WRITTEN TASK: Read through the data and count the lines that contain the string "selected"; give only the result.

Recorded data:
══════
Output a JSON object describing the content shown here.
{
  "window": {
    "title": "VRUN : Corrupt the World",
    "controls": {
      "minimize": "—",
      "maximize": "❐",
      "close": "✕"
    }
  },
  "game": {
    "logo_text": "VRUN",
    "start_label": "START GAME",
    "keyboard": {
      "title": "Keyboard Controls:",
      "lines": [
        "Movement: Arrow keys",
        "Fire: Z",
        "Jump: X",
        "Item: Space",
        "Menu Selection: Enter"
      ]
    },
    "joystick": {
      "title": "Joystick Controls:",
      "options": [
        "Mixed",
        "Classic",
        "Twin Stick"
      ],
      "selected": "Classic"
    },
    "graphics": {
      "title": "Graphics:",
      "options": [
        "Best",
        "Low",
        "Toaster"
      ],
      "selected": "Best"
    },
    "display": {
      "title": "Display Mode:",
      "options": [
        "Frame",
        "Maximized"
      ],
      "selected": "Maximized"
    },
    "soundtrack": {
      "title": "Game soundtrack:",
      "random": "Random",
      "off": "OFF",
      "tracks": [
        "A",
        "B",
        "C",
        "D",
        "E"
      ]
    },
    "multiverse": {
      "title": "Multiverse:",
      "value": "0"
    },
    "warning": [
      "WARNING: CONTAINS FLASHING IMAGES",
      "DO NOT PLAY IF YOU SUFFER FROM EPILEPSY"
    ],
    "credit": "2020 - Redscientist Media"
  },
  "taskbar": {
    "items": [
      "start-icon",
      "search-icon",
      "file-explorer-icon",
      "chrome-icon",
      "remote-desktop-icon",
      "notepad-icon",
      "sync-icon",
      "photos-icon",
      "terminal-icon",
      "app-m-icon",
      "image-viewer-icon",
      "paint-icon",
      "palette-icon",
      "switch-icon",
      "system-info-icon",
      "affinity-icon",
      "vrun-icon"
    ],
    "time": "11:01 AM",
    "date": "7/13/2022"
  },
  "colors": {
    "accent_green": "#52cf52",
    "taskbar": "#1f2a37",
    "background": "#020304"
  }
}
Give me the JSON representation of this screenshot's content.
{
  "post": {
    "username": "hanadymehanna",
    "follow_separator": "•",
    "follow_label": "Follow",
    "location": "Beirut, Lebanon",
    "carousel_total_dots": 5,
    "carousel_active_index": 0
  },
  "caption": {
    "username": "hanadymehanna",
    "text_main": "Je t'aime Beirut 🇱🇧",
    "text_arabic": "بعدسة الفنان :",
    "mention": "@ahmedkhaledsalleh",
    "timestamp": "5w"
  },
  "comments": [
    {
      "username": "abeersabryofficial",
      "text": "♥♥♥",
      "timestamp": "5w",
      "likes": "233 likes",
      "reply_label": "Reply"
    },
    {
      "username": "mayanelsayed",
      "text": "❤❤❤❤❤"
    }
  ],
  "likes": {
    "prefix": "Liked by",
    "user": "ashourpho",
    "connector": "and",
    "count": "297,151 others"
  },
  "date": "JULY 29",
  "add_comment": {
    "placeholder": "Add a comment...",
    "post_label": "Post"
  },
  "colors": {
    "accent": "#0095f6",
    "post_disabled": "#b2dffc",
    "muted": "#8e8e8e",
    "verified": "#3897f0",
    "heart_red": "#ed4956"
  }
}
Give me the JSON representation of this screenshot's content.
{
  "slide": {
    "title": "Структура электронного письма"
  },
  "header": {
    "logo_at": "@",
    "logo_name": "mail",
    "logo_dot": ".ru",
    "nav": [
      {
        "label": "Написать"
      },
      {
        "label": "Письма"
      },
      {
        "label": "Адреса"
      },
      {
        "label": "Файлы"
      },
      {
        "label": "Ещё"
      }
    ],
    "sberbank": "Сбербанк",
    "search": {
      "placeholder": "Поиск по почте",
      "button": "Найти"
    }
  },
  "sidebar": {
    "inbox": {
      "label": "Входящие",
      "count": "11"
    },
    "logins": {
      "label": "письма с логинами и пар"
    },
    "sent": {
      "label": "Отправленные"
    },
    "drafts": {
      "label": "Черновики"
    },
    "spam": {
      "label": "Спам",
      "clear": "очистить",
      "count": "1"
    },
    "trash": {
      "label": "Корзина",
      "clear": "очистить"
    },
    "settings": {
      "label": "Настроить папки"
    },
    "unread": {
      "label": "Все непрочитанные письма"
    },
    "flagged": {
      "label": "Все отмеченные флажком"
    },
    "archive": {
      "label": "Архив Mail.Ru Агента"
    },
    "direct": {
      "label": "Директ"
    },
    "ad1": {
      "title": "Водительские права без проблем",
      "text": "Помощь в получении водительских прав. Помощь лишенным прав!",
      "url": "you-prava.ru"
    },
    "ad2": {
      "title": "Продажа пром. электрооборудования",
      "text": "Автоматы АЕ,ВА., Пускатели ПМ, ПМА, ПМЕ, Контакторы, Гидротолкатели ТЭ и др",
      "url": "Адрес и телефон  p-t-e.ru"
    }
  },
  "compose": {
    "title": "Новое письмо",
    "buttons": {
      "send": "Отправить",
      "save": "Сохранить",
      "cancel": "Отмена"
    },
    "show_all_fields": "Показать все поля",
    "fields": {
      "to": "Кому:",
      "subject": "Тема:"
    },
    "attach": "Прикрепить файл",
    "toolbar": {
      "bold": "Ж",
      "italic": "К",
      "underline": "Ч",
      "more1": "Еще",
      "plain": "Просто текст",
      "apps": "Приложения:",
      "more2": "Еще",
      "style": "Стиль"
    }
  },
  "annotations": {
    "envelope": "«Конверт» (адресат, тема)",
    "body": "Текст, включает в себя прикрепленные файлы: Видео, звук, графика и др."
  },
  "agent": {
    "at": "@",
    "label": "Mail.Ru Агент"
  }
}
══════
SOLVED EXERCISE: 3